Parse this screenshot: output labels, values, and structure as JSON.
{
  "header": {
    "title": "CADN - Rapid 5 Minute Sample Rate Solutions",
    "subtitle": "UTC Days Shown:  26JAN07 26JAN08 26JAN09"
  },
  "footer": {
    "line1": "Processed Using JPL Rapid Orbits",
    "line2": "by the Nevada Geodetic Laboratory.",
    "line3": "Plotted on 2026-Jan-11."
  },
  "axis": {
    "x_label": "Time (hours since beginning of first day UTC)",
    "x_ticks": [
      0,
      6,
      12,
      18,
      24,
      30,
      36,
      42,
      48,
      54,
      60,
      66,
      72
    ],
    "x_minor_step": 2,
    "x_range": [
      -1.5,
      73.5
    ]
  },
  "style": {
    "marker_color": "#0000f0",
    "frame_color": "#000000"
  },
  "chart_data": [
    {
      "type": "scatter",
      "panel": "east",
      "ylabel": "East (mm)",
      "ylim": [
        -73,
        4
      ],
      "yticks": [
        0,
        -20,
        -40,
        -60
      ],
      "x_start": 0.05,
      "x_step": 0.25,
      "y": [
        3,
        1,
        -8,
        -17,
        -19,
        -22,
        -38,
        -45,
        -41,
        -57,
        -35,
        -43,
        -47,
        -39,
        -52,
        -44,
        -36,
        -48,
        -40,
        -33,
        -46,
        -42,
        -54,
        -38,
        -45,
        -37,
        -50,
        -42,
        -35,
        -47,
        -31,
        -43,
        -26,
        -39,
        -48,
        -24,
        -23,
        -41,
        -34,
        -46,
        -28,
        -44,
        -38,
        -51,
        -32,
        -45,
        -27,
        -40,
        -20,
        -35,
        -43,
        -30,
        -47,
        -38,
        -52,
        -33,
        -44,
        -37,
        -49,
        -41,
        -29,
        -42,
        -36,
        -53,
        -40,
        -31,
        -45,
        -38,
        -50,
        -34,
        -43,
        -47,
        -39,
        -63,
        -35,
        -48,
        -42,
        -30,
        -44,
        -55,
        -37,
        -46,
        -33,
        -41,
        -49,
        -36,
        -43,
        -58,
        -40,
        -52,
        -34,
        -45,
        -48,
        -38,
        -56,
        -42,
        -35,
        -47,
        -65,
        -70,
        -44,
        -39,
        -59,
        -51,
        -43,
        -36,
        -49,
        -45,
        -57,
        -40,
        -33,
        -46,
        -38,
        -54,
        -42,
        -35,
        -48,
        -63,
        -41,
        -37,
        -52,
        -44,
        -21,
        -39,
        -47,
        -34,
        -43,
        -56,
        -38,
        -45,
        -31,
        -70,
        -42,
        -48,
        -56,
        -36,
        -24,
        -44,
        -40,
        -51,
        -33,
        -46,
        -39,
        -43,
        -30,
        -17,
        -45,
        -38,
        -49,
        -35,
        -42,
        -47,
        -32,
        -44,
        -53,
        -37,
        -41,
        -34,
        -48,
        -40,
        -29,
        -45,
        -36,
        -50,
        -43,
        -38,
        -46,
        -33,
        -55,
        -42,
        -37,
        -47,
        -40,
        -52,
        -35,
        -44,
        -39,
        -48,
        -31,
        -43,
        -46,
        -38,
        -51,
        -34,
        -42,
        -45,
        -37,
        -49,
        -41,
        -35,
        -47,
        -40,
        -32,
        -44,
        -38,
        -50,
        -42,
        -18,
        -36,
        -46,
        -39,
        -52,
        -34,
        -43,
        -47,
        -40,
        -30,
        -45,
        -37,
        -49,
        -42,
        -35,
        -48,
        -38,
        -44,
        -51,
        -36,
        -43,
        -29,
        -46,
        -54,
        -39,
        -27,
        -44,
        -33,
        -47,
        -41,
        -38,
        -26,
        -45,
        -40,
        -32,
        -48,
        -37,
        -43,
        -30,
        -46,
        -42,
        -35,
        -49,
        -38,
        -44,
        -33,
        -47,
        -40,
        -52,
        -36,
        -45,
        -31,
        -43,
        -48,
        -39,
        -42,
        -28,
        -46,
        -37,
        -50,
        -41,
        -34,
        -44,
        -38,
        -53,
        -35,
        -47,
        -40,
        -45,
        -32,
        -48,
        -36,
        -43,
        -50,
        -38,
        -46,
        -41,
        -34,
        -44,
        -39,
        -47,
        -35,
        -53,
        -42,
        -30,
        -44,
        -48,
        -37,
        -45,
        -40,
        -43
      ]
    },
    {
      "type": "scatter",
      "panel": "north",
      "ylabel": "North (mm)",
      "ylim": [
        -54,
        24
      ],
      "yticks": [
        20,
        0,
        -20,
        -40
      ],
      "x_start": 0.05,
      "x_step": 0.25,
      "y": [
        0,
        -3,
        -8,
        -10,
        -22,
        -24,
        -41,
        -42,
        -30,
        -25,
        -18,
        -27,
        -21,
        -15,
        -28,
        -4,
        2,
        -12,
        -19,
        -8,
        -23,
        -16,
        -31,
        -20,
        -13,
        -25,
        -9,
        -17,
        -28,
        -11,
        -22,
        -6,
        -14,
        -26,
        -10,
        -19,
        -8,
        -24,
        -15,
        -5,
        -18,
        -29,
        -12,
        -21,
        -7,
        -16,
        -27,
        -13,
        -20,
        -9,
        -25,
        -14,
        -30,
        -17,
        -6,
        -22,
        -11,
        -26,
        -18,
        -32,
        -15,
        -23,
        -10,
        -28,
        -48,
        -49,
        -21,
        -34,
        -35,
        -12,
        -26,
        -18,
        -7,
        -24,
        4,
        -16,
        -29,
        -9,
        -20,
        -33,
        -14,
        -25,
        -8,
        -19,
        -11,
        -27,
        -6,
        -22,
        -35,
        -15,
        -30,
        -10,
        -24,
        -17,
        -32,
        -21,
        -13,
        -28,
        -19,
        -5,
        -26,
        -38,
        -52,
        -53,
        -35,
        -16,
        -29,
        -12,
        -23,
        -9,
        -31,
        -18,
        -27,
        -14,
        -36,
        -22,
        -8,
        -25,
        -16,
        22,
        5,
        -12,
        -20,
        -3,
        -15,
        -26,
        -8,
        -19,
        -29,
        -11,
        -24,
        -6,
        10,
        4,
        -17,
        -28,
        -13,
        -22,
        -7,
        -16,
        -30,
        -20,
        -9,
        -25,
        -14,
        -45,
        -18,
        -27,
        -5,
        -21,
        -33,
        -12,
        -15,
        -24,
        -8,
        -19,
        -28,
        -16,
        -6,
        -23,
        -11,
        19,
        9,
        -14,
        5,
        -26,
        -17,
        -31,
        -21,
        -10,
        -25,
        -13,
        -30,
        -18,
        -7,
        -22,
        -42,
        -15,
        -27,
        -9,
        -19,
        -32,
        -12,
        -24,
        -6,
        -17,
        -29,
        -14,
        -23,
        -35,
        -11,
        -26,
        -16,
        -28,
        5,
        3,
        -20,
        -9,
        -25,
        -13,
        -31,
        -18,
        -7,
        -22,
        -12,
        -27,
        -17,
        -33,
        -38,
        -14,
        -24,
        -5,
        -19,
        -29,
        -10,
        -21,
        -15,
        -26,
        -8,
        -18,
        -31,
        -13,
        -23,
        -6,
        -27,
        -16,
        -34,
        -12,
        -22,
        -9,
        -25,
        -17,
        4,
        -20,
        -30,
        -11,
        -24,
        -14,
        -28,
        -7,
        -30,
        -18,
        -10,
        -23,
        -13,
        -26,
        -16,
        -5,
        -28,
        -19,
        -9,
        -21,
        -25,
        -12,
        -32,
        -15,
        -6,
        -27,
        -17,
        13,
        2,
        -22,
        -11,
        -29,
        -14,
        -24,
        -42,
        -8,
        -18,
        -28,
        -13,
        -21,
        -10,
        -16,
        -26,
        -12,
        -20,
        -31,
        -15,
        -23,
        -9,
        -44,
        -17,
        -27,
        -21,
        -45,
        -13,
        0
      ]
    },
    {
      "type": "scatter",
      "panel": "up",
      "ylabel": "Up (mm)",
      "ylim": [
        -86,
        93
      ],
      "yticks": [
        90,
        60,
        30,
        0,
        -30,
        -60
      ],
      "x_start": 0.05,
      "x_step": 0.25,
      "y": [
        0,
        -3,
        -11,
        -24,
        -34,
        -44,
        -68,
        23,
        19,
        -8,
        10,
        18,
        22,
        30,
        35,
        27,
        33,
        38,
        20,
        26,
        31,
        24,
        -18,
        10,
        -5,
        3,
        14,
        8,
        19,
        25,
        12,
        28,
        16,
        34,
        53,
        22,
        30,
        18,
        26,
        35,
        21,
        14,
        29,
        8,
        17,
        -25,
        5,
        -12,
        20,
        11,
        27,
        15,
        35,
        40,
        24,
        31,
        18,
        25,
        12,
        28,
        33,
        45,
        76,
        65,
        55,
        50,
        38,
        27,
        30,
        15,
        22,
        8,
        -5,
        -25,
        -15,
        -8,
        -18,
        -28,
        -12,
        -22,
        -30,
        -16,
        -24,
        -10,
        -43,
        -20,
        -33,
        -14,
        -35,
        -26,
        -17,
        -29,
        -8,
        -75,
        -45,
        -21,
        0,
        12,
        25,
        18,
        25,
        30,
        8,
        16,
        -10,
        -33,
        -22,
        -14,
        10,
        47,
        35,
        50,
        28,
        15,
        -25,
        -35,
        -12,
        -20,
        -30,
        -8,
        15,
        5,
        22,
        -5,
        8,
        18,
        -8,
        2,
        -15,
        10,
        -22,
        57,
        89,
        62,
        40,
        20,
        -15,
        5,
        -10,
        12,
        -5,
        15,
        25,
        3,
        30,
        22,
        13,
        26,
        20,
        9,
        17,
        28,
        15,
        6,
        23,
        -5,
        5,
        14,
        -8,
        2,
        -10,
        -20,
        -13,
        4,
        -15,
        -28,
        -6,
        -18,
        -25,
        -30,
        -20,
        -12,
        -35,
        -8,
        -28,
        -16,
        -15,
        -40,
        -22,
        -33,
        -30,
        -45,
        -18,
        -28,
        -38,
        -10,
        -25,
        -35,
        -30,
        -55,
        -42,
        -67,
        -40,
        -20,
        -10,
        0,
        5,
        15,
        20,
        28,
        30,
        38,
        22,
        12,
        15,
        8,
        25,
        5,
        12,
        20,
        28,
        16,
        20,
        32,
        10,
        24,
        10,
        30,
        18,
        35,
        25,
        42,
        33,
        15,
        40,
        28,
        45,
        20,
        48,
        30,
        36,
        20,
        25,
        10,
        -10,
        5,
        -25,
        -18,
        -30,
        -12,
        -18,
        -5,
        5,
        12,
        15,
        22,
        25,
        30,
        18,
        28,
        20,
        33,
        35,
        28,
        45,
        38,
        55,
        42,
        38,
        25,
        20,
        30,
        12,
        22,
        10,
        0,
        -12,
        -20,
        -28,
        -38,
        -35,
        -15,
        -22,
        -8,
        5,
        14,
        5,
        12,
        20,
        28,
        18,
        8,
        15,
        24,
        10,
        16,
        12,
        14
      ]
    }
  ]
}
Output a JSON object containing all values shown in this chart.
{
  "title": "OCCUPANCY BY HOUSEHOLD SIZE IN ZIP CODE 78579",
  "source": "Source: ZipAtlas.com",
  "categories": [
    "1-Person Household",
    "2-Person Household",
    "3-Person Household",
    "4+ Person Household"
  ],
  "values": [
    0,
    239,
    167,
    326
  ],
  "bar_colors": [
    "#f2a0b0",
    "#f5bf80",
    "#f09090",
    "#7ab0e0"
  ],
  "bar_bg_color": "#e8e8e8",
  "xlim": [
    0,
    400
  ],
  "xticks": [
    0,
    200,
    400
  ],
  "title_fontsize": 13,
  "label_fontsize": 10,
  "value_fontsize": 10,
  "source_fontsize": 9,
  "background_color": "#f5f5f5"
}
************
▸ TASK TO COMPLETE: Output exactly the lines above, from the one holding "Output a JSON" through the end of the data, including the first and last.

▸ TASK RESULT:
Output a JSON object containing all values shown in this chart.
{
  "title": "OCCUPANCY BY HOUSEHOLD SIZE IN ZIP CODE 78579",
  "source": "Source: ZipAtlas.com",
  "categories": [
    "1-Person Household",
    "2-Person Household",
    "3-Person Household",
    "4+ Person Household"
  ],
  "values": [
    0,
    239,
    167,
    326
  ],
  "bar_colors": [
    "#f2a0b0",
    "#f5bf80",
    "#f09090",
    "#7ab0e0"
  ],
  "bar_bg_color": "#e8e8e8",
  "xlim": [
    0,
    400
  ],
  "xticks": [
    0,
    200,
    400
  ],
  "title_fontsize": 13,
  "label_fontsize": 10,
  "value_fontsize": 10,
  "source_fontsize": 9,
  "background_color": "#f5f5f5"
}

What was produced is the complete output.